--- start EXERCISE INPUTS ---

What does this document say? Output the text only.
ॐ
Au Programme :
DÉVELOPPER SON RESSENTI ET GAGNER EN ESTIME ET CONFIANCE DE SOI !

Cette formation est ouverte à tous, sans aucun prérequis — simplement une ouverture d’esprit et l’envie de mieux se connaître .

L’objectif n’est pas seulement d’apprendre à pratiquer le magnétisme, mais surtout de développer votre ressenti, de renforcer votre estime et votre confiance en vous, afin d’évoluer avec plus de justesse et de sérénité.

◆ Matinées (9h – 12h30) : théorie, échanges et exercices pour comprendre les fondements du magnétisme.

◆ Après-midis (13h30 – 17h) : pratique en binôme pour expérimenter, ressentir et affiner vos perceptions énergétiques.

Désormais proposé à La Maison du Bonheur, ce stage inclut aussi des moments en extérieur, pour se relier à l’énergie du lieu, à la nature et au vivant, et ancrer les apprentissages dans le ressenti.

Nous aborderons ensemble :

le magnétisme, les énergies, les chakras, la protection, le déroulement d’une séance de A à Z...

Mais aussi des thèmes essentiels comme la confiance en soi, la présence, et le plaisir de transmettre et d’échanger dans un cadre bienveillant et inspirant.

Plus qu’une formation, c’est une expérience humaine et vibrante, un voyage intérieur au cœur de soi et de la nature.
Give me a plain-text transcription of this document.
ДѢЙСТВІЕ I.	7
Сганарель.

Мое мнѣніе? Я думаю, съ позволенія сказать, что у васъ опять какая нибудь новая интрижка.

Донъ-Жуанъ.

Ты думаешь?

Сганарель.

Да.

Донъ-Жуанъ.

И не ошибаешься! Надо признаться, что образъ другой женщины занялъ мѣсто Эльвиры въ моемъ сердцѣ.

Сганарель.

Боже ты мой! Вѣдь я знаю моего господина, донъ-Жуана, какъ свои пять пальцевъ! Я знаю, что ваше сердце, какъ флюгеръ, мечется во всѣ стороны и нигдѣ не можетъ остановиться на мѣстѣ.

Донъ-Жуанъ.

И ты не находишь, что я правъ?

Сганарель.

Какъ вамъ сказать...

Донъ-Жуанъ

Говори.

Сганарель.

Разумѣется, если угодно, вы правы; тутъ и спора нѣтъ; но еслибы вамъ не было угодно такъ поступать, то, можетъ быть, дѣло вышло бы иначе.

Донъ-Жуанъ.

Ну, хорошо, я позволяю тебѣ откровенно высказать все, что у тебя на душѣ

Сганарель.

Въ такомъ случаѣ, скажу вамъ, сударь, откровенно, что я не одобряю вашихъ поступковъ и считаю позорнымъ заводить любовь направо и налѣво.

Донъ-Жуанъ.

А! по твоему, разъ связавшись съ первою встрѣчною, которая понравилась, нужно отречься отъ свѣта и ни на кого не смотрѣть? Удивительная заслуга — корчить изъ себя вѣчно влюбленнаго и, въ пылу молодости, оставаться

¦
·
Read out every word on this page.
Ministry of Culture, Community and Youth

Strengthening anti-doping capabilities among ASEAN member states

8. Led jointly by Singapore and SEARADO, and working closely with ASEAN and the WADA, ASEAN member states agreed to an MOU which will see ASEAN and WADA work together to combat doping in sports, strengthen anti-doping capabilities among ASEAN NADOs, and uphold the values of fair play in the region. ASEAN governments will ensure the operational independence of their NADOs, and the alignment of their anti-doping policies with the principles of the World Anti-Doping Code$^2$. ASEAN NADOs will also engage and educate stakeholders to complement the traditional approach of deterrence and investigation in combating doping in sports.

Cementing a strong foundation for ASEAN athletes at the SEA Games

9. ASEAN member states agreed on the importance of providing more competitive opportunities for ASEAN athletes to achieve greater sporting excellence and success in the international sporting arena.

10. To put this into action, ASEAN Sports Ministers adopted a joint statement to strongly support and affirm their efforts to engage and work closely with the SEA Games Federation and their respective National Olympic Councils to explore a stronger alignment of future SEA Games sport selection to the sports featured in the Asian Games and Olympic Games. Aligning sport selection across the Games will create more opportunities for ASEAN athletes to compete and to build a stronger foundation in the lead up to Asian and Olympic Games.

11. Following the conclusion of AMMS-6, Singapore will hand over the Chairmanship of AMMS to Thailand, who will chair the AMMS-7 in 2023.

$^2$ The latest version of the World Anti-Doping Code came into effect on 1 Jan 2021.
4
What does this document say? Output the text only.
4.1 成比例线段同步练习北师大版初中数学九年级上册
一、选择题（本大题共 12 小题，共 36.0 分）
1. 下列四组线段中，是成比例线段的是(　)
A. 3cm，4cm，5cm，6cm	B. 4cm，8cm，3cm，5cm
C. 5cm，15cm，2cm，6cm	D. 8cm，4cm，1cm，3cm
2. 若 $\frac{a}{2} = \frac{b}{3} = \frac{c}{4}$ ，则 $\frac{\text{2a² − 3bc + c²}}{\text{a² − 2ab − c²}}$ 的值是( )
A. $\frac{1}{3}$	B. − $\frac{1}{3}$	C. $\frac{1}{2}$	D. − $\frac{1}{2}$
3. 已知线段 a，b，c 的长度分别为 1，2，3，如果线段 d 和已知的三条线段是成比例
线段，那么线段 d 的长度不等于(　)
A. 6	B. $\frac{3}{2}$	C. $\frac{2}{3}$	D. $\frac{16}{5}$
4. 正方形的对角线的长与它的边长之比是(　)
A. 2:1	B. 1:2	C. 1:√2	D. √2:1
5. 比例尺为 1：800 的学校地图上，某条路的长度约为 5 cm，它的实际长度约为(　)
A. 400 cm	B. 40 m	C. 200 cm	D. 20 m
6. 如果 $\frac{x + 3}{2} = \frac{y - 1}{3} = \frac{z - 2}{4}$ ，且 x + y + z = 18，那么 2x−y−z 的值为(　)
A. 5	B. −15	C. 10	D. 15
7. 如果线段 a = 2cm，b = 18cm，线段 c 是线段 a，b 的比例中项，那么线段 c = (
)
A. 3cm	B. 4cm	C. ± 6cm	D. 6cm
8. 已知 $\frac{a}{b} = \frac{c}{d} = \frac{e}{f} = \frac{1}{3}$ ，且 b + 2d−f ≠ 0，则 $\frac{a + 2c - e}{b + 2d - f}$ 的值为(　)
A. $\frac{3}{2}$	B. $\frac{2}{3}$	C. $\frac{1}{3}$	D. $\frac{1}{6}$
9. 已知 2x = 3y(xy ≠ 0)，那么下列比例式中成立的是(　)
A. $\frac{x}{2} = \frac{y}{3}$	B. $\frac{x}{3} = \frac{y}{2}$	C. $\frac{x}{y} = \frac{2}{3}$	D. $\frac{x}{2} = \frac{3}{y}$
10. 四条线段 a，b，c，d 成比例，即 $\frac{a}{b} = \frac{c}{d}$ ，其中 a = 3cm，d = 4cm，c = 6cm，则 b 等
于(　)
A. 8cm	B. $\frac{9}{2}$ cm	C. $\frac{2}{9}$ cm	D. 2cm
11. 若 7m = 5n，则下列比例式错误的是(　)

--- end EXERCISE INPUTS ---

DIRECTIONS FOR THIS TASK:
Extract the whole listing, character for character.

THE RESULT:
What does this document say? Output the text only.
ॐ
Au Programme :
DÉVELOPPER SON RESSENTI ET GAGNER EN ESTIME ET CONFIANCE DE SOI !

Cette formation est ouverte à tous, sans aucun prérequis — simplement une ouverture d’esprit et l’envie de mieux se connaître .

L’objectif n’est pas seulement d’apprendre à pratiquer le magnétisme, mais surtout de développer votre ressenti, de renforcer votre estime et votre confiance en vous, afin d’évoluer avec plus de justesse et de sérénité.

◆ Matinées (9h – 12h30) : théorie, échanges et exercices pour comprendre les fondements du magnétisme.

◆ Après-midis (13h30 – 17h) : pratique en binôme pour expérimenter, ressentir et affiner vos perceptions énergétiques.

Désormais proposé à La Maison du Bonheur, ce stage inclut aussi des moments en extérieur, pour se relier à l’énergie du lieu, à la nature et au vivant, et ancrer les apprentissages dans le ressenti.

Nous aborderons ensemble :

le magnétisme, les énergies, les chakras, la protection, le déroulement d’une séance de A à Z...

Mais aussi des thèmes essentiels comme la confiance en soi, la présence, et le plaisir de transmettre et d’échanger dans un cadre bienveillant et inspirant.

Plus qu’une formation, c’est une expérience humaine et vibrante, un voyage intérieur au cœur de soi et de la nature.
Give me a plain-text transcription of this document.
ДѢЙСТВІЕ I.	7
Сганарель.

Мое мнѣніе? Я думаю, съ позволенія сказать, что у васъ опять какая нибудь новая интрижка.

Донъ-Жуанъ.

Ты думаешь?

Сганарель.

Да.

Донъ-Жуанъ.

И не ошибаешься! Надо признаться, что образъ другой женщины занялъ мѣсто Эльвиры въ моемъ сердцѣ.

Сганарель.

Боже ты мой! Вѣдь я знаю моего господина, донъ-Жуана, какъ свои пять пальцевъ! Я знаю, что ваше сердце, какъ флюгеръ, мечется во всѣ стороны и нигдѣ не можетъ остановиться на мѣстѣ.

Донъ-Жуанъ.

И ты не находишь, что я правъ?

Сганарель.

Какъ вамъ сказать...

Донъ-Жуанъ

Говори.

Сганарель.

Разумѣется, если угодно, вы правы; тутъ и спора нѣтъ; но еслибы вамъ не было угодно такъ поступать, то, можетъ быть, дѣло вышло бы иначе.

Донъ-Жуанъ.

Ну, хорошо, я позволяю тебѣ откровенно высказать все, что у тебя на душѣ

Сганарель.

Въ такомъ случаѣ, скажу вамъ, сударь, откровенно, что я не одобряю вашихъ поступковъ и считаю позорнымъ заводить любовь направо и налѣво.

Донъ-Жуанъ.

А! по твоему, разъ связавшись съ первою встрѣчною, которая понравилась, нужно отречься отъ свѣта и ни на кого не смотрѣть? Удивительная заслуга — корчить изъ себя вѣчно влюбленнаго и, въ пылу молодости, оставаться

¦
·
Read out every word on this page.
Ministry of Culture, Community and Youth

Strengthening anti-doping capabilities among ASEAN member states

8. Led jointly by Singapore and SEARADO, and working closely with ASEAN and the WADA, ASEAN member states agreed to an MOU which will see ASEAN and WADA work together to combat doping in sports, strengthen anti-doping capabilities among ASEAN NADOs, and uphold the values of fair play in the region. ASEAN governments will ensure the operational independence of their NADOs, and the alignment of their anti-doping policies with the principles of the World Anti-Doping Code$^2$. ASEAN NADOs will also engage and educate stakeholders to complement the traditional approach of deterrence and investigation in combating doping in sports.

Cementing a strong foundation for ASEAN athletes at the SEA Games

9. ASEAN member states agreed on the importance of providing more competitive opportunities for ASEAN athletes to achieve greater sporting excellence and success in the international sporting arena.

10. To put this into action, ASEAN Sports Ministers adopted a joint statement to strongly support and affirm their efforts to engage and work closely with the SEA Games Federation and their respective National Olympic Councils to explore a stronger alignment of future SEA Games sport selection to the sports featured in the Asian Games and Olympic Games. Aligning sport selection across the Games will create more opportunities for ASEAN athletes to compete and to build a stronger foundation in the lead up to Asian and Olympic Games.

11. Following the conclusion of AMMS-6, Singapore will hand over the Chairmanship of AMMS to Thailand, who will chair the AMMS-7 in 2023.

$^2$ The latest version of the World Anti-Doping Code came into effect on 1 Jan 2021.
4
What does this document say? Output the text only.
4.1 成比例线段同步练习北师大版初中数学九年级上册
一、选择题（本大题共 12 小题，共 36.0 分）
1. 下列四组线段中，是成比例线段的是(　)
A. 3cm，4cm，5cm，6cm	B. 4cm，8cm，3cm，5cm
C. 5cm，15cm，2cm，6cm	D. 8cm，4cm，1cm，3cm
2. 若 $\frac{a}{2} = \frac{b}{3} = \frac{c}{4}$ ，则 $\frac{\text{2a² − 3bc + c²}}{\text{a² − 2ab − c²}}$ 的值是( )
A. $\frac{1}{3}$	B. − $\frac{1}{3}$	C. $\frac{1}{2}$	D. − $\frac{1}{2}$
3. 已知线段 a，b，c 的长度分别为 1，2，3，如果线段 d 和已知的三条线段是成比例
线段，那么线段 d 的长度不等于(　)
A. 6	B. $\frac{3}{2}$	C. $\frac{2}{3}$	D. $\frac{16}{5}$
4. 正方形的对角线的长与它的边长之比是(　)
A. 2:1	B. 1:2	C. 1:√2	D. √2:1
5. 比例尺为 1：800 的学校地图上，某条路的长度约为 5 cm，它的实际长度约为(　)
A. 400 cm	B. 40 m	C. 200 cm	D. 20 m
6. 如果 $\frac{x + 3}{2} = \frac{y - 1}{3} = \frac{z - 2}{4}$ ，且 x + y + z = 18，那么 2x−y−z 的值为(　)
A. 5	B. −15	C. 10	D. 15
7. 如果线段 a = 2cm，b = 18cm，线段 c 是线段 a，b 的比例中项，那么线段 c = (
)
A. 3cm	B. 4cm	C. ± 6cm	D. 6cm
8. 已知 $\frac{a}{b} = \frac{c}{d} = \frac{e}{f} = \frac{1}{3}$ ，且 b + 2d−f ≠ 0，则 $\frac{a + 2c - e}{b + 2d - f}$ 的值为(　)
A. $\frac{3}{2}$	B. $\frac{2}{3}$	C. $\frac{1}{3}$	D. $\frac{1}{6}$
9. 已知 2x = 3y(xy ≠ 0)，那么下列比例式中成立的是(　)
A. $\frac{x}{2} = \frac{y}{3}$	B. $\frac{x}{3} = \frac{y}{2}$	C. $\frac{x}{y} = \frac{2}{3}$	D. $\frac{x}{2} = \frac{3}{y}$
10. 四条线段 a，b，c，d 成比例，即 $\frac{a}{b} = \frac{c}{d}$ ，其中 a = 3cm，d = 4cm，c = 6cm，则 b 等
于(　)
A. 8cm	B. $\frac{9}{2}$ cm	C. $\frac{2}{9}$ cm	D. 2cm
11. 若 7m = 5n，则下列比例式错误的是(　)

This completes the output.